## [What the task asks]
Filter this data down to the lines that hold "информацию", and copy them.

## [Dataset excerpts]

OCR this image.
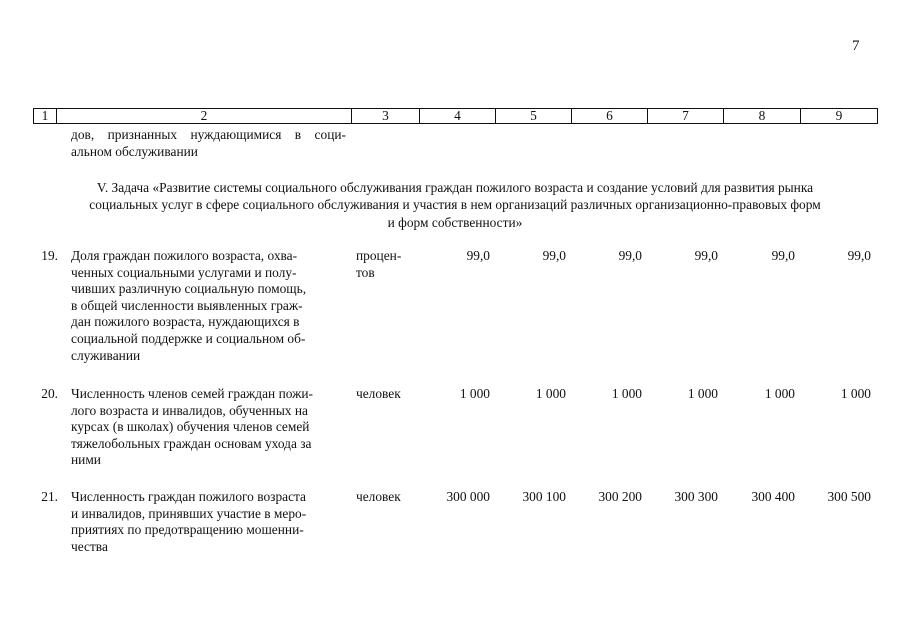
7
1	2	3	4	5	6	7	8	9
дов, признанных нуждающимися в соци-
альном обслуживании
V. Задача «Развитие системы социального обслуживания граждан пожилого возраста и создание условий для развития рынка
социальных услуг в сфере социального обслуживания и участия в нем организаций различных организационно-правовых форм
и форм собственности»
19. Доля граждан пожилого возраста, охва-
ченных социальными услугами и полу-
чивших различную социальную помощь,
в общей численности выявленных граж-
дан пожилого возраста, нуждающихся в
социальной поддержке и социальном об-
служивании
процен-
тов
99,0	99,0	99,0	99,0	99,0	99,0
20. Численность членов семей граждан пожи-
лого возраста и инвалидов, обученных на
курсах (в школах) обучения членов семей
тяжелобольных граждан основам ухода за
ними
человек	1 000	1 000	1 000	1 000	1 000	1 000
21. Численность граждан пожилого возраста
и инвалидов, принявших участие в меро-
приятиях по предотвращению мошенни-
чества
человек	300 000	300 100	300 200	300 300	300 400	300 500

* * *

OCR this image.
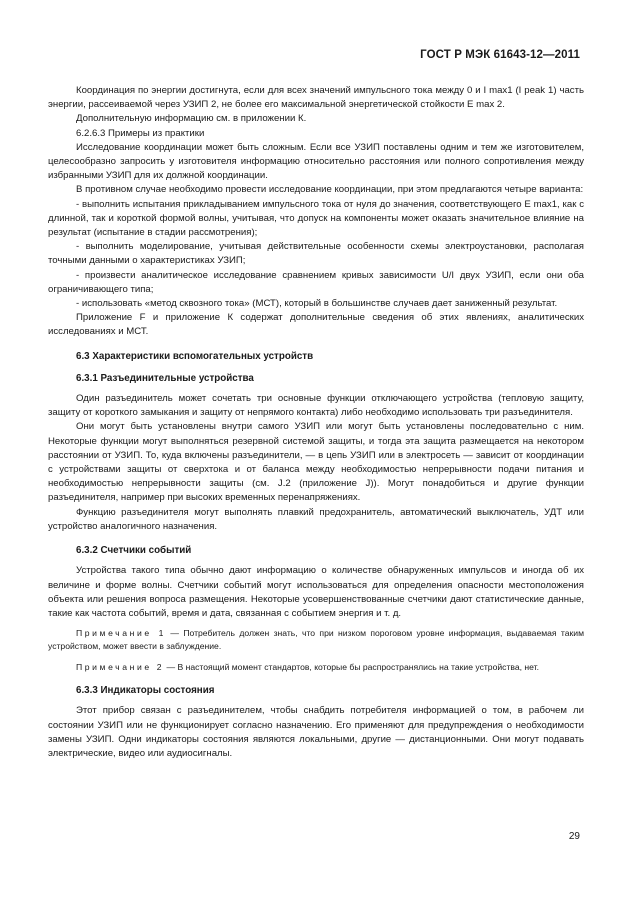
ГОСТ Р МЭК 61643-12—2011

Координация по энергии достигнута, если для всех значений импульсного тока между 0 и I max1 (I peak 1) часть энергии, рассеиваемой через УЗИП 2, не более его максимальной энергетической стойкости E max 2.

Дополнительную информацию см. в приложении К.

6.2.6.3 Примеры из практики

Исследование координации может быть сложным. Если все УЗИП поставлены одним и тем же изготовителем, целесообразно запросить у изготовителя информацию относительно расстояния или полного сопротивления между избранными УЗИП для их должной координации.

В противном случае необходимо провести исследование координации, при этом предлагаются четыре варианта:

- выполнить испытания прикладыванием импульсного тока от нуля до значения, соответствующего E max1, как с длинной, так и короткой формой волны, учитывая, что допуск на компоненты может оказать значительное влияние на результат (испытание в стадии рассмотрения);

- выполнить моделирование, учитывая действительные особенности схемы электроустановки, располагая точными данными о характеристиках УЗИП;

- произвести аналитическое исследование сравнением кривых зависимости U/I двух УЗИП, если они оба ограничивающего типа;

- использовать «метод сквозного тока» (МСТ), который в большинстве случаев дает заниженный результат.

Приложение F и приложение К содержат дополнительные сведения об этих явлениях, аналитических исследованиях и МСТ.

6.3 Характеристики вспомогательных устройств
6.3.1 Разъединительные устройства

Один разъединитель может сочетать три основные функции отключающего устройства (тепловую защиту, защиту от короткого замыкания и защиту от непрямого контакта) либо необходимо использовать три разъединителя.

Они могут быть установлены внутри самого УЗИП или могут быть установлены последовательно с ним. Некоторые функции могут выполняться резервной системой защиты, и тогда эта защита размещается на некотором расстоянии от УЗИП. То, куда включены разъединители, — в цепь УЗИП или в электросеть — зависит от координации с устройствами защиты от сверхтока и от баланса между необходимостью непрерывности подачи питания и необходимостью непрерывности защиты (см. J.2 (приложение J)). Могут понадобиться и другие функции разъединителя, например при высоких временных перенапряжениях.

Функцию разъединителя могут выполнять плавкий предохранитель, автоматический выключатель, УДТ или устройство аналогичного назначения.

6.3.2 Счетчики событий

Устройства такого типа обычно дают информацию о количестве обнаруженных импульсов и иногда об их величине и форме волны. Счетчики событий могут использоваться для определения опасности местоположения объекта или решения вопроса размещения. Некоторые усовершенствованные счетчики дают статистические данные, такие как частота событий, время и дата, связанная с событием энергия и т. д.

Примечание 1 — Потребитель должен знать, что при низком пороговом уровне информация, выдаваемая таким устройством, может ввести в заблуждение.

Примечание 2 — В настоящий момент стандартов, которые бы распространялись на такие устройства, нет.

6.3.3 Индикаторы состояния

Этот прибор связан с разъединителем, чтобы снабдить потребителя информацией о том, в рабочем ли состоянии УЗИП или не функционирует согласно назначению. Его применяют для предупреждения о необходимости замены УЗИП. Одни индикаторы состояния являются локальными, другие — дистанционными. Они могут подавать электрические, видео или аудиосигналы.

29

## [Finished exercise]
Дополнительную информацию см. в приложении К.
Исследование координации может быть сложным. Если все УЗИП поставлены одним и тем же изготовителем, целесообразно запросить у изготовителя информацию относительно расстояния или полного сопротивления между избранными УЗИП для их должной координации.
Устройства такого типа обычно дают информацию о количестве обнаруженных импульсов и иногда об их величине и форме волны. Счетчики событий могут использоваться для определения опасности местоположения объекта или решения вопроса размещения. Некоторые усовершенствованные счетчики дают статистические данные, такие как частота событий, время и дата, связанная с событием энергия и т. д.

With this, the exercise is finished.